**GOAL OF THE EXERCISE**: Some lines of these records may hold the word "TradingView"; state how many, using only the number.

**RECORDS TO PROCESS**:
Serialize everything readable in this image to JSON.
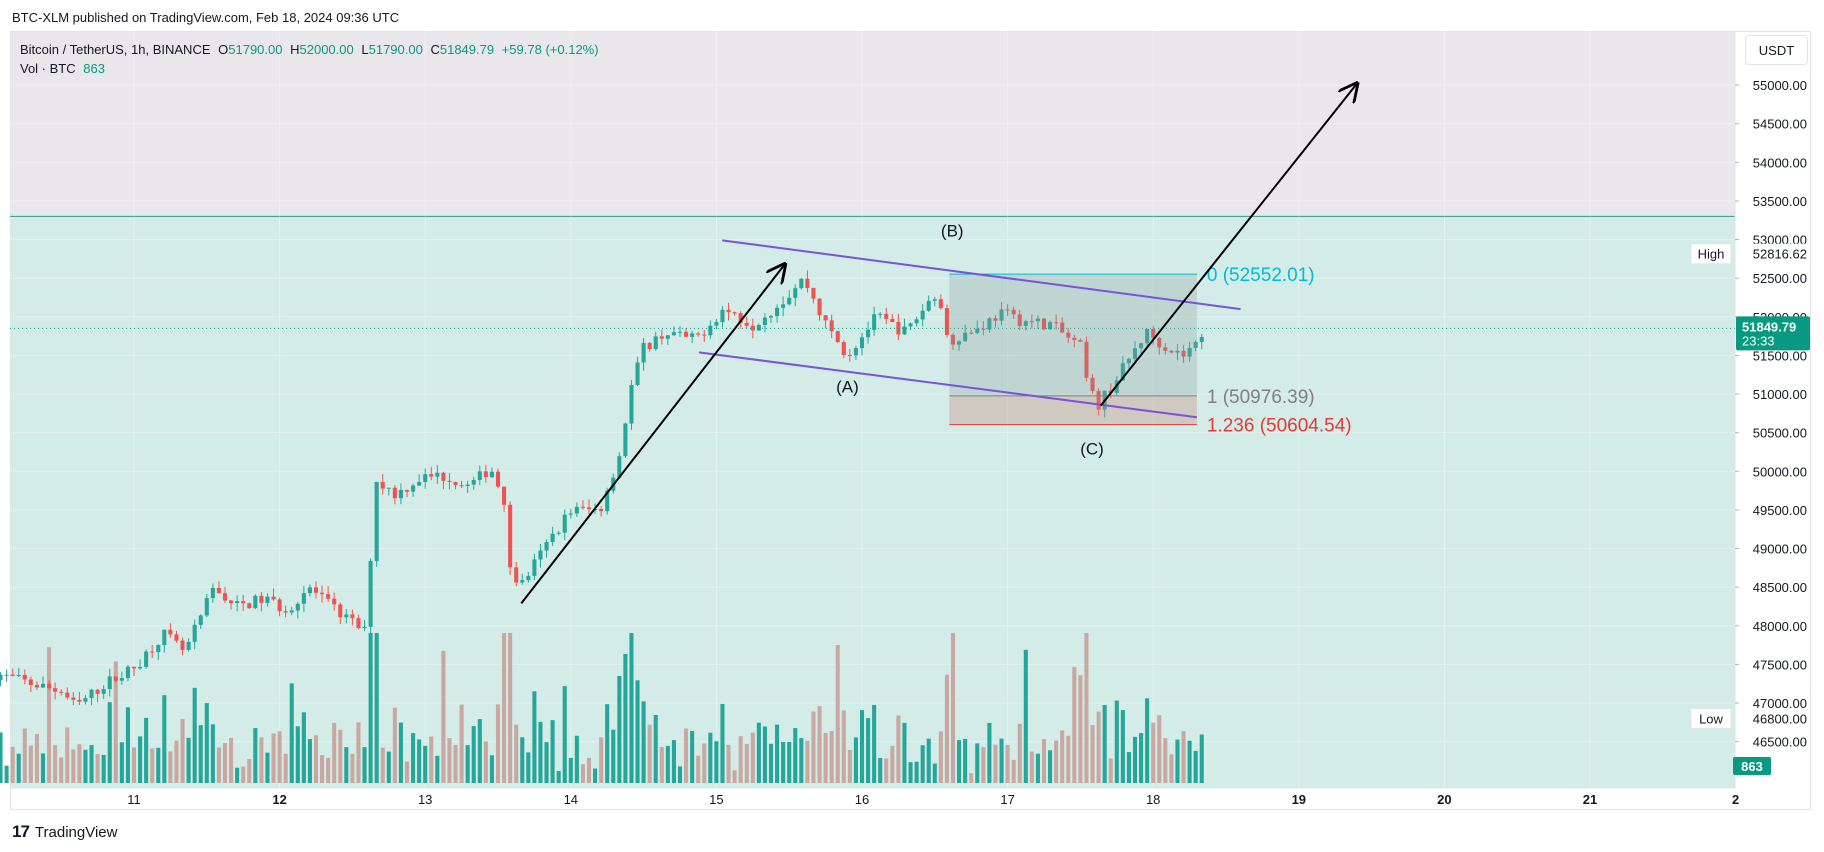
{
  "header": {
    "publisher": "BTC-XLM published on TradingView.com, Feb 18, 2024 09:36 UTC"
  },
  "legend": {
    "symbol": "Bitcoin / TetherUS, 1h, BINANCE",
    "o_label": "O",
    "o_value": "51790.00",
    "h_label": "H",
    "h_value": "52000.00",
    "l_label": "L",
    "l_value": "51790.00",
    "c_label": "C",
    "c_value": "51849.79",
    "change": "+59.78 (+0.12%)",
    "vol_label": "Vol · BTC",
    "vol_value": "863"
  },
  "currency_button": "USDT",
  "footer": {
    "brand": "TradingView"
  },
  "colors": {
    "up": "#26a69a",
    "down": "#ef5350",
    "vol_up": "#26a69a",
    "vol_down": "#c8a8a0",
    "target_zone_bg": "#d3ece8",
    "upper_zone_bg": "#e9e7ec",
    "channel": "#7b52d8",
    "fib_0": "#00bcd4",
    "fib_1": "#808080",
    "fib_1236": "#e53935",
    "last_price": "#089981"
  },
  "chart_data": {
    "type": "candlestick",
    "symbol": "Bitcoin / TetherUS",
    "timeframe": "1h",
    "exchange": "BINANCE",
    "ylim": [
      45900,
      55700
    ],
    "x_ticks": [
      {
        "label": "11",
        "bold": false
      },
      {
        "label": "12",
        "bold": true
      },
      {
        "label": "13",
        "bold": false
      },
      {
        "label": "14",
        "bold": false
      },
      {
        "label": "15",
        "bold": false
      },
      {
        "label": "16",
        "bold": false
      },
      {
        "label": "17",
        "bold": false
      },
      {
        "label": "18",
        "bold": false
      },
      {
        "label": "19",
        "bold": true
      },
      {
        "label": "20",
        "bold": true
      },
      {
        "label": "21",
        "bold": true
      },
      {
        "label": "2",
        "bold": true
      }
    ],
    "y_ticks": [
      "55000.00",
      "54500.00",
      "54000.00",
      "53500.00",
      "53000.00",
      "52500.00",
      "52000.00",
      "51500.00",
      "51000.00",
      "50500.00",
      "50000.00",
      "49500.00",
      "49000.00",
      "48500.00",
      "48000.00",
      "47500.00",
      "47000.00",
      "46500.00"
    ],
    "series_anchor_points": [
      [
        10.0,
        47400
      ],
      [
        10.3,
        47250
      ],
      [
        10.5,
        47150
      ],
      [
        10.6,
        46950
      ],
      [
        10.8,
        47250
      ],
      [
        11.0,
        47450
      ],
      [
        11.2,
        47900
      ],
      [
        11.35,
        47650
      ],
      [
        11.55,
        48500
      ],
      [
        11.7,
        48250
      ],
      [
        11.9,
        48350
      ],
      [
        12.05,
        48200
      ],
      [
        12.2,
        48500
      ],
      [
        12.35,
        48250
      ],
      [
        12.6,
        47900
      ],
      [
        12.65,
        49900
      ],
      [
        12.8,
        49700
      ],
      [
        12.95,
        49900
      ],
      [
        13.1,
        49950
      ],
      [
        13.3,
        49800
      ],
      [
        13.45,
        50050
      ],
      [
        13.55,
        49600
      ],
      [
        13.58,
        48800
      ],
      [
        13.65,
        48500
      ],
      [
        13.85,
        49100
      ],
      [
        14.0,
        49500
      ],
      [
        14.2,
        49500
      ],
      [
        14.35,
        50300
      ],
      [
        14.4,
        51000
      ],
      [
        14.5,
        51600
      ],
      [
        14.65,
        51800
      ],
      [
        14.85,
        51700
      ],
      [
        15.05,
        52100
      ],
      [
        15.25,
        51900
      ],
      [
        15.45,
        52200
      ],
      [
        15.6,
        52500
      ],
      [
        15.75,
        51900
      ],
      [
        15.9,
        51500
      ],
      [
        16.1,
        52000
      ],
      [
        16.3,
        51800
      ],
      [
        16.5,
        52300
      ],
      [
        16.6,
        51700
      ],
      [
        16.8,
        51850
      ],
      [
        16.95,
        52050
      ],
      [
        17.1,
        51950
      ],
      [
        17.3,
        51900
      ],
      [
        17.5,
        51600
      ],
      [
        17.55,
        51100
      ],
      [
        17.62,
        50850
      ],
      [
        17.75,
        51200
      ],
      [
        17.95,
        51800
      ],
      [
        18.1,
        51600
      ],
      [
        18.2,
        51500
      ],
      [
        18.3,
        51650
      ],
      [
        18.35,
        51850
      ]
    ],
    "volume_series_note": "",
    "annotations": {
      "channel_upper": {
        "from": [
          15.04,
          52990
        ],
        "to": [
          18.6,
          52100
        ]
      },
      "channel_lower": {
        "from": [
          14.88,
          51540
        ],
        "to": [
          18.3,
          50700
        ]
      },
      "arrow_1": {
        "from": [
          13.66,
          48290
        ],
        "to": [
          15.47,
          52680
        ]
      },
      "arrow_2": {
        "from": [
          17.64,
          50850
        ],
        "to": [
          19.4,
          55020
        ]
      },
      "wave_labels": [
        {
          "text": "(A)",
          "x": 15.9,
          "y": 51020
        },
        {
          "text": "(B)",
          "x": 16.62,
          "y": 53040
        },
        {
          "text": "(C)",
          "x": 17.58,
          "y": 50220
        }
      ],
      "fib_box": {
        "x_start": 16.6,
        "x_end": 18.3
      },
      "fib_levels": [
        {
          "label": "0 (52552.01)",
          "value": 52552.01,
          "color_key": "fib_0"
        },
        {
          "label": "1 (50976.39)",
          "value": 50976.39,
          "color_key": "fib_1"
        },
        {
          "label": "1.236 (50604.54)",
          "value": 50604.54,
          "color_key": "fib_1236"
        }
      ],
      "zone_boundary": 53300
    },
    "price_badges": {
      "high_label": "High",
      "high_value": "52816.62",
      "last_value": "51849.79",
      "last_countdown": "23:33",
      "low_label": "Low",
      "low_value": "46800.00",
      "volume_value": "863"
    }
  }
}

**ANSWER TO THE TASK**: 2